[Dataset items]
_ _ _ _ _
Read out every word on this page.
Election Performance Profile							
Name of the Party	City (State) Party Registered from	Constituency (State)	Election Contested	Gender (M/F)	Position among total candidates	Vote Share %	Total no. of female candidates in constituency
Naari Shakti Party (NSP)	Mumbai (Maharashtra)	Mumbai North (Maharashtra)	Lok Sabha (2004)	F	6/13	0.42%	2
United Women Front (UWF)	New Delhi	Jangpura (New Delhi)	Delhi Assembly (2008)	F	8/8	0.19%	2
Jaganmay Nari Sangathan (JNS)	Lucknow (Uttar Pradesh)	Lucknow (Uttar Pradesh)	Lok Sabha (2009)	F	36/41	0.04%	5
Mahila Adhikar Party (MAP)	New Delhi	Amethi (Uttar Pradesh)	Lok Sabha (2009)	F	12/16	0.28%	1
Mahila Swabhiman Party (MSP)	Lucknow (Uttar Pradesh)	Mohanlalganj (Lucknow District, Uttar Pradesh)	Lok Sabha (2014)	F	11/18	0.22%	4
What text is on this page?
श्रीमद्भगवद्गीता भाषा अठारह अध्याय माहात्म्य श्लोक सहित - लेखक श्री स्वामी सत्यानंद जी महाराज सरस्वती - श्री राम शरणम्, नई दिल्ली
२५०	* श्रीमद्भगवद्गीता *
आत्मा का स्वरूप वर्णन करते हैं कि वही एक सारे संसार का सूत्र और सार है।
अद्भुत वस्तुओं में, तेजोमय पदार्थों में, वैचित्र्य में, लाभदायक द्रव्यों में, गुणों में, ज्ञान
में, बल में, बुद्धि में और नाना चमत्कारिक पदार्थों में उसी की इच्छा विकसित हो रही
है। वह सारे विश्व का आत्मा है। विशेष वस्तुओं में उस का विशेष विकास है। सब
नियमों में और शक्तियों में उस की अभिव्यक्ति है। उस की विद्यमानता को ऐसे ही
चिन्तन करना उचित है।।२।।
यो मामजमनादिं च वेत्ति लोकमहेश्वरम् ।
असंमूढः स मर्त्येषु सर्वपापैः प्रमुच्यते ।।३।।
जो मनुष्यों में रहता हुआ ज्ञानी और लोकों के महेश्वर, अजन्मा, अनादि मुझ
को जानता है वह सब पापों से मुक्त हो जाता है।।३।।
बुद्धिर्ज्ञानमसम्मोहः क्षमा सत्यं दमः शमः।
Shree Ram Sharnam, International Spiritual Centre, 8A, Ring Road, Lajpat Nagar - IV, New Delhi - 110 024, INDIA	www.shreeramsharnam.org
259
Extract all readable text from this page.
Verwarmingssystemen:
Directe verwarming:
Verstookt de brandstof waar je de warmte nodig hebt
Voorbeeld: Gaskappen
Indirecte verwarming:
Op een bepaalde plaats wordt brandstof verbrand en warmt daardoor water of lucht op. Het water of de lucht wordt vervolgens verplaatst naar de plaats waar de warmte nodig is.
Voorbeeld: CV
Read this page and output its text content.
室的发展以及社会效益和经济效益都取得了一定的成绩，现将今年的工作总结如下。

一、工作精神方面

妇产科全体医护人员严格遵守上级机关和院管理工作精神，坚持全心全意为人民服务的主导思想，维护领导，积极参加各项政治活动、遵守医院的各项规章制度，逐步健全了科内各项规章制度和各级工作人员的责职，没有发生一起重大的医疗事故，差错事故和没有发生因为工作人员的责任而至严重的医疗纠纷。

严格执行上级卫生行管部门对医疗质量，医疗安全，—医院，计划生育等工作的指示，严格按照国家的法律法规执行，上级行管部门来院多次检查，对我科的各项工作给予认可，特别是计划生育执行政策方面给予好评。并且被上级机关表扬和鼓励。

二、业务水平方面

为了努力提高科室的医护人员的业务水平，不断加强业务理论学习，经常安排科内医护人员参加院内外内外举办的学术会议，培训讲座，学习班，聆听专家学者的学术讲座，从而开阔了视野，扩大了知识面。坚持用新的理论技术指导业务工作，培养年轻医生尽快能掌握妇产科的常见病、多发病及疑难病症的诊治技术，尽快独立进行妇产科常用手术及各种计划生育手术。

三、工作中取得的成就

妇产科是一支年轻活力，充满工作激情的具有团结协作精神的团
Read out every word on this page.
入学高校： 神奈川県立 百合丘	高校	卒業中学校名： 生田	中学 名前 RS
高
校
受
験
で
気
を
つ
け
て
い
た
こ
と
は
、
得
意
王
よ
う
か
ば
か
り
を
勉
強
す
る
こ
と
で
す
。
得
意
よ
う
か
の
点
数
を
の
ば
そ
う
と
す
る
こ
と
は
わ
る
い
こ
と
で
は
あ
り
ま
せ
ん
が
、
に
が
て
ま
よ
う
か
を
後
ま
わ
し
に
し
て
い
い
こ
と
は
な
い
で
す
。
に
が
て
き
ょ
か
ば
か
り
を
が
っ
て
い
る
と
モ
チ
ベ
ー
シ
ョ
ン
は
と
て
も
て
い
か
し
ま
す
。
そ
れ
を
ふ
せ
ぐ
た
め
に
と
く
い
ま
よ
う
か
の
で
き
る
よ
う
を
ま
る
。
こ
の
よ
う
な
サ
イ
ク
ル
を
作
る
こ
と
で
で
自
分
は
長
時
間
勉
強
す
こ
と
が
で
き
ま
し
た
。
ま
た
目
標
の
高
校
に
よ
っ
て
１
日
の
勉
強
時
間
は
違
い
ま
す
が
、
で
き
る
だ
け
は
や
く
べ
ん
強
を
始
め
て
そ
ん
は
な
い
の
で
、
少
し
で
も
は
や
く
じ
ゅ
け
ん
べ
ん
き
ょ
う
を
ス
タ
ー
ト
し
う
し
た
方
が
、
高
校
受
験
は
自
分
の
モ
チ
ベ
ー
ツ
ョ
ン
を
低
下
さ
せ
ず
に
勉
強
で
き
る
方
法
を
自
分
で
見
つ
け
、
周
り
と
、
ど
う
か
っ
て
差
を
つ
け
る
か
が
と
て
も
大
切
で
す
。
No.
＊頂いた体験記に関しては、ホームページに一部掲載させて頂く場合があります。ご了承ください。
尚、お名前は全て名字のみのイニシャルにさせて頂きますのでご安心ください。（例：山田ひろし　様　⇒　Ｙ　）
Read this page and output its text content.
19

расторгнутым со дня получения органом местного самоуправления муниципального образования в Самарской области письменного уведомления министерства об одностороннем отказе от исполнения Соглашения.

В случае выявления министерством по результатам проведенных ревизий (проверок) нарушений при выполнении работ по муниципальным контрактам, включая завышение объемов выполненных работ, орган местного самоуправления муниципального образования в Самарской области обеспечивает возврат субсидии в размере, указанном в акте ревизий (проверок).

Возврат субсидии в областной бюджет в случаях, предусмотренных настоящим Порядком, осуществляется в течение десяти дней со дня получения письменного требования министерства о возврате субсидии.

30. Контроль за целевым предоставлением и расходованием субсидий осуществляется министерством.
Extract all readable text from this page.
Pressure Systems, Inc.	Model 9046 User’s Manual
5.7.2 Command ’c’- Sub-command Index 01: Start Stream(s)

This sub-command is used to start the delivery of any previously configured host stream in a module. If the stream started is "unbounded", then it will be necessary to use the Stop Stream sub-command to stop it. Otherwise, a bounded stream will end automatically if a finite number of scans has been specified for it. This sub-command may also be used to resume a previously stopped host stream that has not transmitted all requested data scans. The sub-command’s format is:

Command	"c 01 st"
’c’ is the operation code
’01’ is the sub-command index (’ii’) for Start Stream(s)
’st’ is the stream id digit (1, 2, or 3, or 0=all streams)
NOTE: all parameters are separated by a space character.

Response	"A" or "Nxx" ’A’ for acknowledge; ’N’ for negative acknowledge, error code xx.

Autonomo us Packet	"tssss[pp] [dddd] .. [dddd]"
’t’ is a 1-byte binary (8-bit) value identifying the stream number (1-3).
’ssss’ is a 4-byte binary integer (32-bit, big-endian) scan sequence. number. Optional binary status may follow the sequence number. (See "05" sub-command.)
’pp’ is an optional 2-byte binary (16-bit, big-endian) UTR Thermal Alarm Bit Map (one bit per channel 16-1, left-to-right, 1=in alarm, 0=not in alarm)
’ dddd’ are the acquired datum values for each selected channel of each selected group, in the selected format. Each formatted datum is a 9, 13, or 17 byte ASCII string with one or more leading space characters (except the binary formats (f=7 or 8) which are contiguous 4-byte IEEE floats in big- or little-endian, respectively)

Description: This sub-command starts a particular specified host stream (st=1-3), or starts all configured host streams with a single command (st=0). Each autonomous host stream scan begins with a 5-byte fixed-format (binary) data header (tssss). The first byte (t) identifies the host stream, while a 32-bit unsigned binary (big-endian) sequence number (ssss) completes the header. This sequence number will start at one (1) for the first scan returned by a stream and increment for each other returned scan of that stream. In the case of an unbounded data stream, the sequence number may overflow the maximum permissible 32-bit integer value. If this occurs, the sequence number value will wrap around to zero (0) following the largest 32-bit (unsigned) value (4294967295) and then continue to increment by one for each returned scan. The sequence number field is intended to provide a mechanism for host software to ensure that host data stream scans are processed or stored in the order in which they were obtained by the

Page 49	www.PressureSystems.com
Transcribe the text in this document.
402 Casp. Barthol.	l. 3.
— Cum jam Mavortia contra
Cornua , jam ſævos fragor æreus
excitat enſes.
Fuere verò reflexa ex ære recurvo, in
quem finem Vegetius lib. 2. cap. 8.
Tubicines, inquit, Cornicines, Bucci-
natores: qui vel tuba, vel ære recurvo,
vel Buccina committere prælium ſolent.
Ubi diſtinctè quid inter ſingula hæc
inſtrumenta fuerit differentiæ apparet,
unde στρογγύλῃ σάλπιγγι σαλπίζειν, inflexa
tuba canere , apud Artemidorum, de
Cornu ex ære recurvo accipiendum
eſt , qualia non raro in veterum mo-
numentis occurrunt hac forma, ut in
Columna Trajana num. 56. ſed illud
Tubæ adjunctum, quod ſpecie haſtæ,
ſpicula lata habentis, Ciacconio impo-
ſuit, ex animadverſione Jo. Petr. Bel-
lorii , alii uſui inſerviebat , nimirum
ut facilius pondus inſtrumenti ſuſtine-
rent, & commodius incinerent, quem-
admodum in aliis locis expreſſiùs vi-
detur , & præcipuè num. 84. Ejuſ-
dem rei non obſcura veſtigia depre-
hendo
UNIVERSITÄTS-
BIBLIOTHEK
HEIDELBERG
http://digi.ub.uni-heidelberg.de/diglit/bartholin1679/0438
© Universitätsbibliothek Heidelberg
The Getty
_ _ _ _ _
**WHAT TO PRODUCE**.
Find the word "министерством" and list each line it appears in.

**OUTPUT BELOW**.
В случае выявления министерством по результатам проведенных ревизий (проверок) нарушений при выполнении работ по муниципальным контрактам, включая завышение объемов выполненных работ, орган местного самоуправления муниципального образования в Самарской области обеспечивает возврат субсидии в размере, указанном в акте ревизий (проверок).
30. Контроль за целевым предоставлением и расходованием субсидий осуществляется министерством.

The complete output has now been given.